* [What is needed]
Without the images, write out all of the following entries exactly.

##### Supplied data #####

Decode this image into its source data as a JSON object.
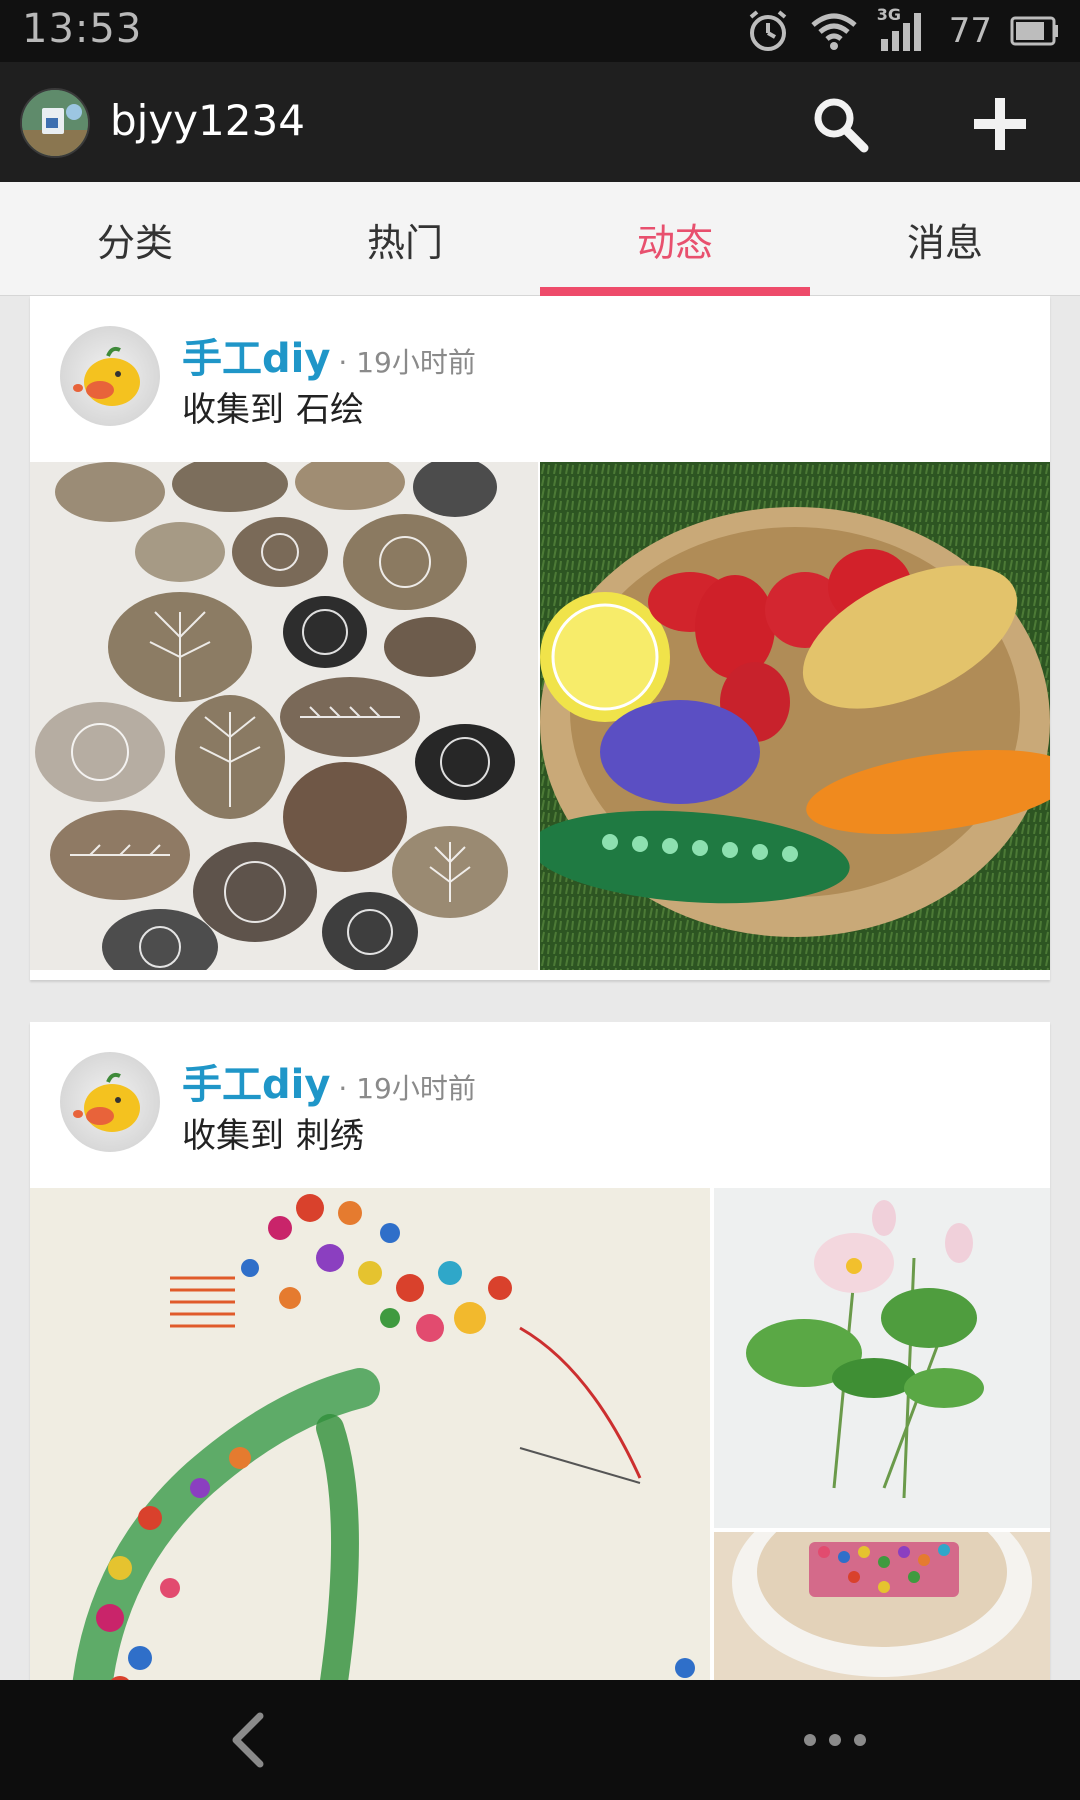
{
  "status_bar": {
    "time": "13:53",
    "network": "3G",
    "battery": "77",
    "icons": [
      "alarm-icon",
      "wifi-icon",
      "signal-icon",
      "battery-icon"
    ]
  },
  "header": {
    "username": "bjyy1234",
    "icons": [
      "search-icon",
      "plus-icon"
    ]
  },
  "tabs": [
    {
      "label": "分类",
      "active": false
    },
    {
      "label": "热门",
      "active": false
    },
    {
      "label": "动态",
      "active": true
    },
    {
      "label": "消息",
      "active": false
    }
  ],
  "feed": [
    {
      "user": "手工diy",
      "time": "· 19小时前",
      "action": "收集到",
      "board": "石绘"
    },
    {
      "user": "手工diy",
      "time": "· 19小时前",
      "action": "收集到",
      "board": "刺绣"
    }
  ],
  "colors": {
    "accent": "#ee4b6a",
    "user_link": "#1f96c8",
    "status_bar": "#111111",
    "title_bar": "#1f1f1f"
  },
  "nav": {
    "icons": [
      "back-icon",
      "more-icon"
    ]
  }
}
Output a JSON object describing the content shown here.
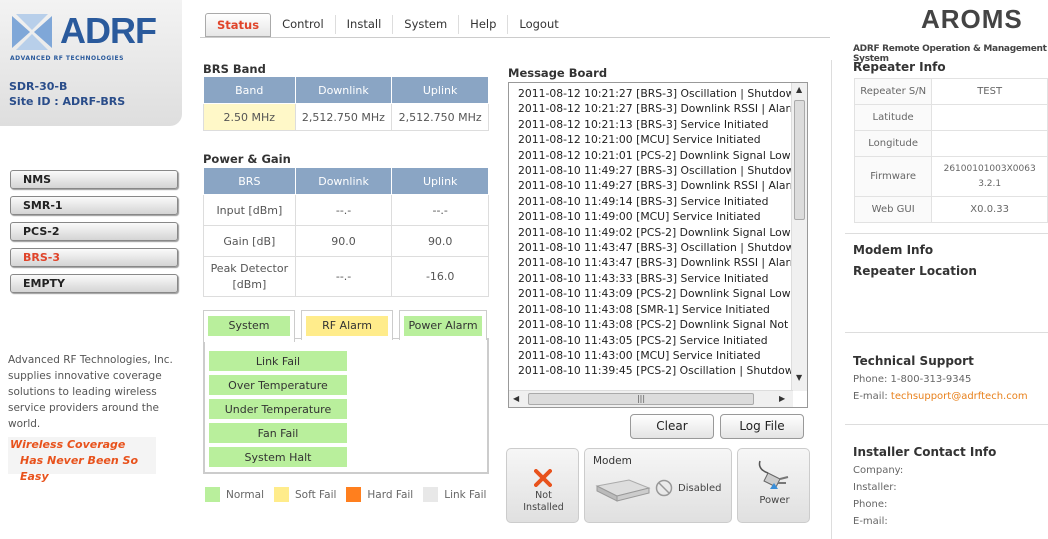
{
  "logo": {
    "brand": "ADRF",
    "tagline": "ADVANCED RF TECHNOLOGIES"
  },
  "device": {
    "model": "SDR-30-B",
    "site_id": "Site ID : ADRF-BRS"
  },
  "device_buttons": [
    "NMS",
    "SMR-1",
    "PCS-2",
    "BRS-3",
    "EMPTY"
  ],
  "active_device": "BRS-3",
  "company_blurb": "Advanced RF Technologies, Inc. supplies innovative coverage solutions to leading wireless service providers around the world.",
  "slogan": {
    "line1": "Wireless Coverage",
    "line2": "Has Never Been So Easy"
  },
  "tabs": [
    "Status",
    "Control",
    "Install",
    "System",
    "Help",
    "Logout"
  ],
  "brs_band": {
    "title": "BRS Band",
    "headers": [
      "Band",
      "Downlink",
      "Uplink"
    ],
    "row": [
      "2.50 MHz",
      "2,512.750 MHz",
      "2,512.750 MHz"
    ]
  },
  "power_gain": {
    "title": "Power & Gain",
    "headers": [
      "BRS",
      "Downlink",
      "Uplink"
    ],
    "rows": [
      {
        "label": "Input [dBm]",
        "downlink": "--.-",
        "uplink": "--.-"
      },
      {
        "label": "Gain [dB]",
        "downlink": "90.0",
        "uplink": "90.0"
      },
      {
        "label": "Peak Detector [dBm]",
        "downlink": "--.-",
        "uplink": "-16.0"
      }
    ]
  },
  "alarm_tabs": [
    "System",
    "RF Alarm",
    "Power Alarm"
  ],
  "alarms": [
    "Link Fail",
    "Over Temperature",
    "Under Temperature",
    "Fan Fail",
    "System Halt"
  ],
  "legend": [
    {
      "label": "Normal",
      "color": "#b9ef9c"
    },
    {
      "label": "Soft Fail",
      "color": "#ffec8b"
    },
    {
      "label": "Hard Fail",
      "color": "#ff7f1e"
    },
    {
      "label": "Link Fail",
      "color": "#e8e8e8"
    }
  ],
  "message_board": {
    "title": "Message Board",
    "messages": [
      "2011-08-12 10:21:27 [BRS-3] Oscillation | Shutdown",
      "2011-08-12 10:21:27 [BRS-3] Downlink RSSI | Alarm",
      "2011-08-12 10:21:13 [BRS-3] Service Initiated",
      "2011-08-12 10:21:00 [MCU] Service Initiated",
      "2011-08-12 10:21:01 [PCS-2] Downlink Signal Low |",
      "2011-08-10 11:49:27 [BRS-3] Oscillation | Shutdown",
      "2011-08-10 11:49:27 [BRS-3] Downlink RSSI | Alarm",
      "2011-08-10 11:49:14 [BRS-3] Service Initiated",
      "2011-08-10 11:49:00 [MCU] Service Initiated",
      "2011-08-10 11:49:02 [PCS-2] Downlink Signal Low |",
      "2011-08-10 11:43:47 [BRS-3] Oscillation | Shutdown",
      "2011-08-10 11:43:47 [BRS-3] Downlink RSSI | Alarm",
      "2011-08-10 11:43:33 [BRS-3] Service Initiated",
      "2011-08-10 11:43:09 [PCS-2] Downlink Signal Low |",
      "2011-08-10 11:43:08 [SMR-1] Service Initiated",
      "2011-08-10 11:43:08 [PCS-2] Downlink Signal Not De",
      "2011-08-10 11:43:05 [PCS-2] Service Initiated",
      "2011-08-10 11:43:00 [MCU] Service Initiated",
      "2011-08-10 11:39:45 [PCS-2] Oscillation | Shutdown"
    ],
    "clear_label": "Clear",
    "log_label": "Log File"
  },
  "status_cards": {
    "not_installed": "Not Installed",
    "modem_title": "Modem",
    "modem_status": "Disabled",
    "power_label": "Power"
  },
  "header": {
    "product": "AROMS",
    "subtitle": "ADRF Remote Operation & Management System"
  },
  "repeater_info": {
    "title": "Repeater Info",
    "rows": [
      {
        "key": "Repeater S/N",
        "value": "TEST"
      },
      {
        "key": "Latitude",
        "value": ""
      },
      {
        "key": "Longitude",
        "value": ""
      },
      {
        "key": "Firmware",
        "value": "26100101003X0063 3.2.1"
      },
      {
        "key": "Web GUI",
        "value": "X0.0.33"
      }
    ]
  },
  "modem_info": {
    "title": "Modem Info"
  },
  "repeater_location": {
    "title": "Repeater Location"
  },
  "tech_support": {
    "title": "Technical Support",
    "phone": "Phone: 1-800-313-9345",
    "email_label": "E-mail: ",
    "email": "techsupport@adrftech.com"
  },
  "installer": {
    "title": "Installer Contact Info",
    "fields": [
      "Company:",
      "Installer:",
      "Phone:",
      "E-mail:"
    ]
  }
}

#####

* [Response to this exercise]
Decode this image into its source data as a JSON object.
{
  "status_bar": {
    "time": "13:53",
    "network": "3G",
    "battery": "77",
    "icons": [
      "alarm-icon",
      "wifi-icon",
      "signal-icon",
      "battery-icon"
    ]
  },
  "header": {
    "username": "bjyy1234",
    "icons": [
      "search-icon",
      "plus-icon"
    ]
  },
  "tabs": [
    {
      "label": "分类",
      "active": false
    },
    {
      "label": "热门",
      "active": false
    },
    {
      "label": "动态",
      "active": true
    },
    {
      "label": "消息",
      "active": false
    }
  ],
  "feed": [
    {
      "user": "手工diy",
      "time": "· 19小时前",
      "action": "收集到",
      "board": "石绘"
    },
    {
      "user": "手工diy",
      "time": "· 19小时前",
      "action": "收集到",
      "board": "刺绣"
    }
  ],
  "colors": {
    "accent": "#ee4b6a",
    "user_link": "#1f96c8",
    "status_bar": "#111111",
    "title_bar": "#1f1f1f"
  },
  "nav": {
    "icons": [
      "back-icon",
      "more-icon"
    ]
  }
}
Output a JSON object describing the content shown here.
{
  "logo": {
    "brand": "ADRF",
    "tagline": "ADVANCED RF TECHNOLOGIES"
  },
  "device": {
    "model": "SDR-30-B",
    "site_id": "Site ID : ADRF-BRS"
  },
  "device_buttons": [
    "NMS",
    "SMR-1",
    "PCS-2",
    "BRS-3",
    "EMPTY"
  ],
  "active_device": "BRS-3",
  "company_blurb": "Advanced RF Technologies, Inc. supplies innovative coverage solutions to leading wireless service providers around the world.",
  "slogan": {
    "line1": "Wireless Coverage",
    "line2": "Has Never Been So Easy"
  },
  "tabs": [
    "Status",
    "Control",
    "Install",
    "System",
    "Help",
    "Logout"
  ],
  "brs_band": {
    "title": "BRS Band",
    "headers": [
      "Band",
      "Downlink",
      "Uplink"
    ],
    "row": [
      "2.50 MHz",
      "2,512.750 MHz",
      "2,512.750 MHz"
    ]
  },
  "power_gain": {
    "title": "Power & Gain",
    "headers": [
      "BRS",
      "Downlink",
      "Uplink"
    ],
    "rows": [
      {
        "label": "Input [dBm]",
        "downlink": "--.-",
        "uplink": "--.-"
      },
      {
        "label": "Gain [dB]",
        "downlink": "90.0",
        "uplink": "90.0"
      },
      {
        "label": "Peak Detector [dBm]",
        "downlink": "--.-",
        "uplink": "-16.0"
      }
    ]
  },
  "alarm_tabs": [
    "System",
    "RF Alarm",
    "Power Alarm"
  ],
  "alarms": [
    "Link Fail",
    "Over Temperature",
    "Under Temperature",
    "Fan Fail",
    "System Halt"
  ],
  "legend": [
    {
      "label": "Normal",
      "color": "#b9ef9c"
    },
    {
      "label": "Soft Fail",
      "color": "#ffec8b"
    },
    {
      "label": "Hard Fail",
      "color": "#ff7f1e"
    },
    {
      "label": "Link Fail",
      "color": "#e8e8e8"
    }
  ],
  "message_board": {
    "title": "Message Board",
    "messages": [
      "2011-08-12 10:21:27 [BRS-3] Oscillation | Shutdown",
      "2011-08-12 10:21:27 [BRS-3] Downlink RSSI | Alarm",
      "2011-08-12 10:21:13 [BRS-3] Service Initiated",
      "2011-08-12 10:21:00 [MCU] Service Initiated",
      "2011-08-12 10:21:01 [PCS-2] Downlink Signal Low |",
      "2011-08-10 11:49:27 [BRS-3] Oscillation | Shutdown",
      "2011-08-10 11:49:27 [BRS-3] Downlink RSSI | Alarm",
      "2011-08-10 11:49:14 [BRS-3] Service Initiated",
      "2011-08-10 11:49:00 [MCU] Service Initiated",
      "2011-08-10 11:49:02 [PCS-2] Downlink Signal Low |",
      "2011-08-10 11:43:47 [BRS-3] Oscillation | Shutdown",
      "2011-08-10 11:43:47 [BRS-3] Downlink RSSI | Alarm",
      "2011-08-10 11:43:33 [BRS-3] Service Initiated",
      "2011-08-10 11:43:09 [PCS-2] Downlink Signal Low |",
      "2011-08-10 11:43:08 [SMR-1] Service Initiated",
      "2011-08-10 11:43:08 [PCS-2] Downlink Signal Not De",
      "2011-08-10 11:43:05 [PCS-2] Service Initiated",
      "2011-08-10 11:43:00 [MCU] Service Initiated",
      "2011-08-10 11:39:45 [PCS-2] Oscillation | Shutdown"
    ],
    "clear_label": "Clear",
    "log_label": "Log File"
  },
  "status_cards": {
    "not_installed": "Not Installed",
    "modem_title": "Modem",
    "modem_status": "Disabled",
    "power_label": "Power"
  },
  "header": {
    "product": "AROMS",
    "subtitle": "ADRF Remote Operation & Management System"
  },
  "repeater_info": {
    "title": "Repeater Info",
    "rows": [
      {
        "key": "Repeater S/N",
        "value": "TEST"
      },
      {
        "key": "Latitude",
        "value": ""
      },
      {
        "key": "Longitude",
        "value": ""
      },
      {
        "key": "Firmware",
        "value": "26100101003X0063 3.2.1"
      },
      {
        "key": "Web GUI",
        "value": "X0.0.33"
      }
    ]
  },
  "modem_info": {
    "title": "Modem Info"
  },
  "repeater_location": {
    "title": "Repeater Location"
  },
  "tech_support": {
    "title": "Technical Support",
    "phone": "Phone: 1-800-313-9345",
    "email_label": "E-mail: ",
    "email": "techsupport@adrftech.com"
  },
  "installer": {
    "title": "Installer Contact Info",
    "fields": [
      "Company:",
      "Installer:",
      "Phone:",
      "E-mail:"
    ]
  }
}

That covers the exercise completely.